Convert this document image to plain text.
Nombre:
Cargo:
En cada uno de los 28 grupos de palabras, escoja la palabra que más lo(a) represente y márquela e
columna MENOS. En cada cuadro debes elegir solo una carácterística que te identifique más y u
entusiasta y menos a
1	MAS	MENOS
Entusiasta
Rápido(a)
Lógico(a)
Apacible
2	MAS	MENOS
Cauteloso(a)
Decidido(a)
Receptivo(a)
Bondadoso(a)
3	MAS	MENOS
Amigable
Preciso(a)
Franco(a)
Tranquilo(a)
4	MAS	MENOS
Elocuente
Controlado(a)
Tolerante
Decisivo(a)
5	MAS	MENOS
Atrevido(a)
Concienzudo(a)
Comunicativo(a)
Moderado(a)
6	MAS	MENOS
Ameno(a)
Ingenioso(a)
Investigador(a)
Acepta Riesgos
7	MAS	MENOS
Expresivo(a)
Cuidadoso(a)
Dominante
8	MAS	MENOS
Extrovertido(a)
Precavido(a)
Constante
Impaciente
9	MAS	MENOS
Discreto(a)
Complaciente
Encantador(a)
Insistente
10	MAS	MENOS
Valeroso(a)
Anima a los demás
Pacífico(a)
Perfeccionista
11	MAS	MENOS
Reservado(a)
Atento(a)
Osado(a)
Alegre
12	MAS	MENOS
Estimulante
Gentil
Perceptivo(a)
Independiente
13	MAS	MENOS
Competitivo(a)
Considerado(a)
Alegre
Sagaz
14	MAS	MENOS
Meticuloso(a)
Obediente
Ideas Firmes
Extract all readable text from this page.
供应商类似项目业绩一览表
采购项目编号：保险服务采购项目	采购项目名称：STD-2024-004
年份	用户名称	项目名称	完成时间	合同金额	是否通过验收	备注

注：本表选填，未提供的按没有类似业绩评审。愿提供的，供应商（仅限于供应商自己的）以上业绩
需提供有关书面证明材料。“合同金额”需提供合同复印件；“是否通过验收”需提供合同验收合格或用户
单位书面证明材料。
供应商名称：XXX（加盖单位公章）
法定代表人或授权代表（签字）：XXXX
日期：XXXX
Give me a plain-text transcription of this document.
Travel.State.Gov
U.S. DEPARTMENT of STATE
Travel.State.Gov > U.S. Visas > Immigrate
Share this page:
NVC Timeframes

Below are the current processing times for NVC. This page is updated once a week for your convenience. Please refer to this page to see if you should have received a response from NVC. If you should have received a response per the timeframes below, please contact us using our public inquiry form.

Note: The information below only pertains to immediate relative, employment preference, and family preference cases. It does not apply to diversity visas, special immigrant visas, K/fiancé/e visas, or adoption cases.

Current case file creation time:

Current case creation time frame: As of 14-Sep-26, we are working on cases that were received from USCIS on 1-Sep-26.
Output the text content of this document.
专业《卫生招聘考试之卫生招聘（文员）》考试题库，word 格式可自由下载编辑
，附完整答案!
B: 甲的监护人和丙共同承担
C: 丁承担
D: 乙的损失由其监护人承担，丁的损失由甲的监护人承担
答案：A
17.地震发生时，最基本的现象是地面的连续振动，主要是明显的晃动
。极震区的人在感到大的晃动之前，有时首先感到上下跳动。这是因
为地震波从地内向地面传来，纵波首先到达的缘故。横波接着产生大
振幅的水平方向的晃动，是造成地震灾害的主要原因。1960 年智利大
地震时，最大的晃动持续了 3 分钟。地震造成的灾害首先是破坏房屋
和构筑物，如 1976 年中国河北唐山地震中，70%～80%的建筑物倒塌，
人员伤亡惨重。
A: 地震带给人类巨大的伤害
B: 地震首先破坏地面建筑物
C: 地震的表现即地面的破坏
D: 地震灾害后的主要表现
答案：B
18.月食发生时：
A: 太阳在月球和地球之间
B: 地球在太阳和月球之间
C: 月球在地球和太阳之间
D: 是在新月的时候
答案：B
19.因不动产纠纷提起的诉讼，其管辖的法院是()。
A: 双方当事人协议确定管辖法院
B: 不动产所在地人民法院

- - - - -

Transcribe every record above exactly as it appears.

WORKED SOLUTION ::
Convert this document image to plain text.
Nombre:
Cargo:
En cada uno de los 28 grupos de palabras, escoja la palabra que más lo(a) represente y márquela e
columna MENOS. En cada cuadro debes elegir solo una carácterística que te identifique más y u
entusiasta y menos a
1	MAS	MENOS
Entusiasta
Rápido(a)
Lógico(a)
Apacible
2	MAS	MENOS
Cauteloso(a)
Decidido(a)
Receptivo(a)
Bondadoso(a)
3	MAS	MENOS
Amigable
Preciso(a)
Franco(a)
Tranquilo(a)
4	MAS	MENOS
Elocuente
Controlado(a)
Tolerante
Decisivo(a)
5	MAS	MENOS
Atrevido(a)
Concienzudo(a)
Comunicativo(a)
Moderado(a)
6	MAS	MENOS
Ameno(a)
Ingenioso(a)
Investigador(a)
Acepta Riesgos
7	MAS	MENOS
Expresivo(a)
Cuidadoso(a)
Dominante
8	MAS	MENOS
Extrovertido(a)
Precavido(a)
Constante
Impaciente
9	MAS	MENOS
Discreto(a)
Complaciente
Encantador(a)
Insistente
10	MAS	MENOS
Valeroso(a)
Anima a los demás
Pacífico(a)
Perfeccionista
11	MAS	MENOS
Reservado(a)
Atento(a)
Osado(a)
Alegre
12	MAS	MENOS
Estimulante
Gentil
Perceptivo(a)
Independiente
13	MAS	MENOS
Competitivo(a)
Considerado(a)
Alegre
Sagaz
14	MAS	MENOS
Meticuloso(a)
Obediente
Ideas Firmes
Extract all readable text from this page.
供应商类似项目业绩一览表
采购项目编号：保险服务采购项目	采购项目名称：STD-2024-004
年份	用户名称	项目名称	完成时间	合同金额	是否通过验收	备注

注：本表选填，未提供的按没有类似业绩评审。愿提供的，供应商（仅限于供应商自己的）以上业绩
需提供有关书面证明材料。“合同金额”需提供合同复印件；“是否通过验收”需提供合同验收合格或用户
单位书面证明材料。
供应商名称：XXX（加盖单位公章）
法定代表人或授权代表（签字）：XXXX
日期：XXXX
Give me a plain-text transcription of this document.
Travel.State.Gov
U.S. DEPARTMENT of STATE
Travel.State.Gov > U.S. Visas > Immigrate
Share this page:
NVC Timeframes

Below are the current processing times for NVC. This page is updated once a week for your convenience. Please refer to this page to see if you should have received a response from NVC. If you should have received a response per the timeframes below, please contact us using our public inquiry form.

Note: The information below only pertains to immediate relative, employment preference, and family preference cases. It does not apply to diversity visas, special immigrant visas, K/fiancé/e visas, or adoption cases.

Current case file creation time:

Current case creation time frame: As of 14-Sep-26, we are working on cases that were received from USCIS on 1-Sep-26.
Output the text content of this document.
专业《卫生招聘考试之卫生招聘（文员）》考试题库，word 格式可自由下载编辑
，附完整答案!
B: 甲的监护人和丙共同承担
C: 丁承担
D: 乙的损失由其监护人承担，丁的损失由甲的监护人承担
答案：A
17.地震发生时，最基本的现象是地面的连续振动，主要是明显的晃动
。极震区的人在感到大的晃动之前，有时首先感到上下跳动。这是因
为地震波从地内向地面传来，纵波首先到达的缘故。横波接着产生大
振幅的水平方向的晃动，是造成地震灾害的主要原因。1960 年智利大
地震时，最大的晃动持续了 3 分钟。地震造成的灾害首先是破坏房屋
和构筑物，如 1976 年中国河北唐山地震中，70%～80%的建筑物倒塌，
人员伤亡惨重。
A: 地震带给人类巨大的伤害
B: 地震首先破坏地面建筑物
C: 地震的表现即地面的破坏
D: 地震灾害后的主要表现
答案：B
18.月食发生时：
A: 太阳在月球和地球之间
B: 地球在太阳和月球之间
C: 月球在地球和太阳之间
D: 是在新月的时候
答案：B
19.因不动产纠纷提起的诉讼，其管辖的法院是()。
A: 双方当事人协议确定管辖法院
B: 不动产所在地人民法院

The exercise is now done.